[Start of Records shown]

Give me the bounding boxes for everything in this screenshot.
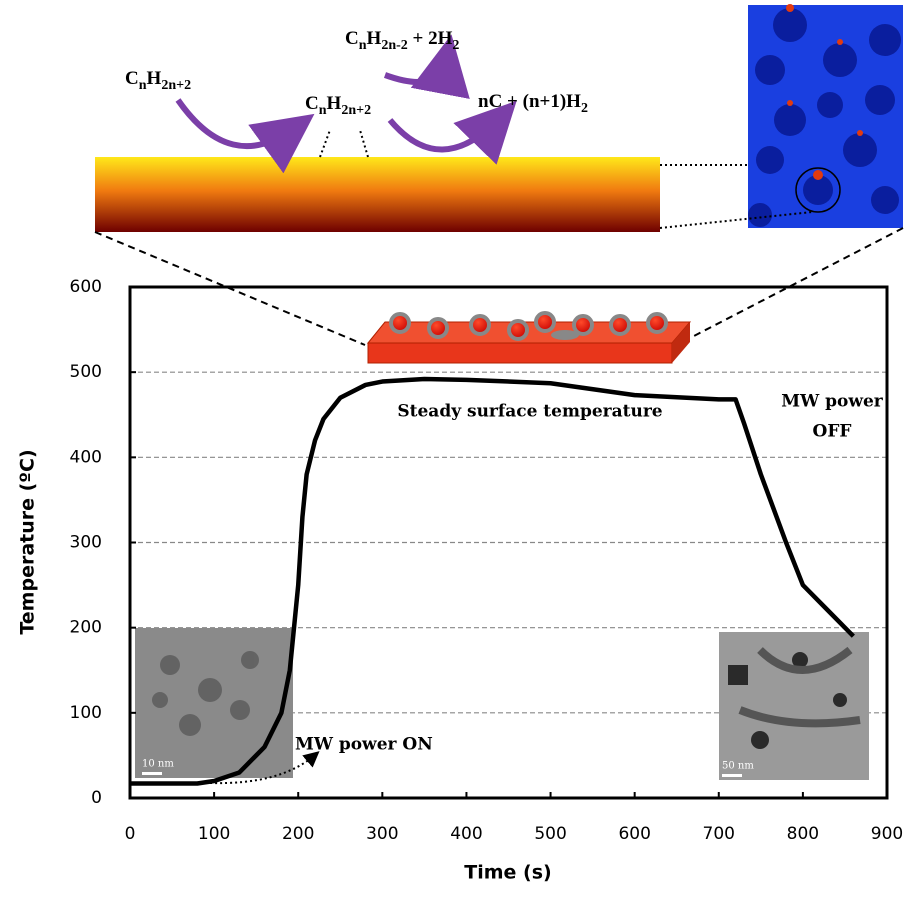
subscript: 2n-2 <box>381 38 407 53</box>
x-tick-label: 300 <box>366 824 398 844</box>
formula-part: H <box>327 93 342 114</box>
formula-part: C <box>305 93 319 114</box>
scale-label: 10 nm <box>142 759 174 770</box>
chart: 0 100 200 300 400 500 600 0 100 200 300 400 500 600 70… <box>0 0 912 893</box>
formula-part: + 2H <box>408 28 453 49</box>
substrate <box>95 157 660 232</box>
x-tick-label: 400 <box>450 824 482 844</box>
x-tick-label: 0 <box>125 824 136 844</box>
y-tick-label: 400 <box>70 447 102 467</box>
illustration <box>95 4 903 363</box>
y-tick-label: 0 <box>91 788 102 808</box>
formula-part: C <box>125 68 139 89</box>
annotation: MW power ON <box>295 735 433 755</box>
y-tick-label: 100 <box>70 703 102 723</box>
formula-part: C <box>345 28 359 49</box>
sample-3d <box>368 313 690 363</box>
y-tick-label: 600 <box>70 277 102 297</box>
annotation: Steady surface temperature <box>397 402 662 422</box>
formula-part: H <box>147 68 162 89</box>
formula: CnH2n+2 <box>125 68 191 93</box>
formula: nC + (n+1)H2 <box>478 91 588 116</box>
x-tick-label: 500 <box>534 824 566 844</box>
y-axis-title: Temperature (ºC) <box>17 449 39 634</box>
annotation: OFF <box>813 422 852 442</box>
x-tick-label: 100 <box>198 824 230 844</box>
x-tick-label: 600 <box>618 824 650 844</box>
x-tick-label: 700 <box>703 824 735 844</box>
x-tick-label: 200 <box>282 824 314 844</box>
formula: CnH2n-2 + 2H2 <box>345 28 459 53</box>
annotation: MW power <box>781 392 884 412</box>
y-tick-label: 500 <box>70 362 102 382</box>
subscript: 2 <box>452 38 459 53</box>
subscript: 2n+2 <box>341 103 371 118</box>
subscript: n <box>139 78 147 93</box>
subscript: 2n+2 <box>161 78 191 93</box>
x-tick-label: 900 <box>871 824 903 844</box>
tem-images <box>135 628 869 780</box>
x-tick-label: 800 <box>787 824 819 844</box>
subscript: n <box>319 103 327 118</box>
formula: CnH2n+2 <box>305 93 371 118</box>
formula-part: nC + (n+1)H <box>478 91 581 112</box>
y-tick-label: 200 <box>70 618 102 638</box>
formula-part: H <box>367 28 382 49</box>
x-axis-title: Time (s) <box>464 862 551 884</box>
scale-label: 50 nm <box>722 761 754 772</box>
y-tick-label: 300 <box>70 533 102 553</box>
subscript: 2 <box>581 101 588 116</box>
subscript: n <box>359 38 367 53</box>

[End of Records shown]

◆ What this task involves:
Could you write out every line of the records above word for word, leaving out the pictures?

◆ Exercise response:
Give me the bounding boxes for everything in this screenshot.
subscript: 2n-2 <box>381 38 407 53</box>
x-tick-label: 300 <box>366 824 398 844</box>
formula-part: H <box>327 93 342 114</box>
formula-part: C <box>305 93 319 114</box>
scale-label: 10 nm <box>142 759 174 770</box>
chart: 0 100 200 300 400 500 600 0 100 200 300 400 500 600 70… <box>0 0 912 893</box>
formula-part: + 2H <box>408 28 453 49</box>
substrate <box>95 157 660 232</box>
x-tick-label: 400 <box>450 824 482 844</box>
x-tick-label: 0 <box>125 824 136 844</box>
y-tick-label: 400 <box>70 447 102 467</box>
illustration <box>95 4 903 363</box>
y-tick-label: 0 <box>91 788 102 808</box>
formula-part: C <box>125 68 139 89</box>
annotation: MW power ON <box>295 735 433 755</box>
y-tick-label: 100 <box>70 703 102 723</box>
formula-part: C <box>345 28 359 49</box>
sample-3d <box>368 313 690 363</box>
y-tick-label: 600 <box>70 277 102 297</box>
annotation: Steady surface temperature <box>397 402 662 422</box>
formula-part: H <box>147 68 162 89</box>
formula: CnH2n+2 <box>125 68 191 93</box>
formula: nC + (n+1)H2 <box>478 91 588 116</box>
x-tick-label: 500 <box>534 824 566 844</box>
y-axis-title: Temperature (ºC) <box>17 449 39 634</box>
annotation: OFF <box>813 422 852 442</box>
x-tick-label: 100 <box>198 824 230 844</box>
x-tick-label: 600 <box>618 824 650 844</box>
x-tick-label: 700 <box>703 824 735 844</box>
x-tick-label: 200 <box>282 824 314 844</box>
formula: CnH2n-2 + 2H2 <box>345 28 459 53</box>
annotation: MW power <box>781 392 884 412</box>
y-tick-label: 500 <box>70 362 102 382</box>
subscript: 2 <box>452 38 459 53</box>
subscript: 2n+2 <box>341 103 371 118</box>
subscript: n <box>139 78 147 93</box>
subscript: 2n+2 <box>161 78 191 93</box>
x-tick-label: 900 <box>871 824 903 844</box>
tem-images <box>135 628 869 780</box>
x-tick-label: 800 <box>787 824 819 844</box>
subscript: n <box>319 103 327 118</box>
formula: CnH2n+2 <box>305 93 371 118</box>
formula-part: nC + (n+1)H <box>478 91 581 112</box>
y-tick-label: 200 <box>70 618 102 638</box>
formula-part: H <box>367 28 382 49</box>
x-axis-title: Time (s) <box>464 862 551 884</box>
scale-label: 50 nm <box>722 761 754 772</box>
y-tick-label: 300 <box>70 533 102 553</box>
subscript: 2 <box>581 101 588 116</box>
subscript: n <box>359 38 367 53</box>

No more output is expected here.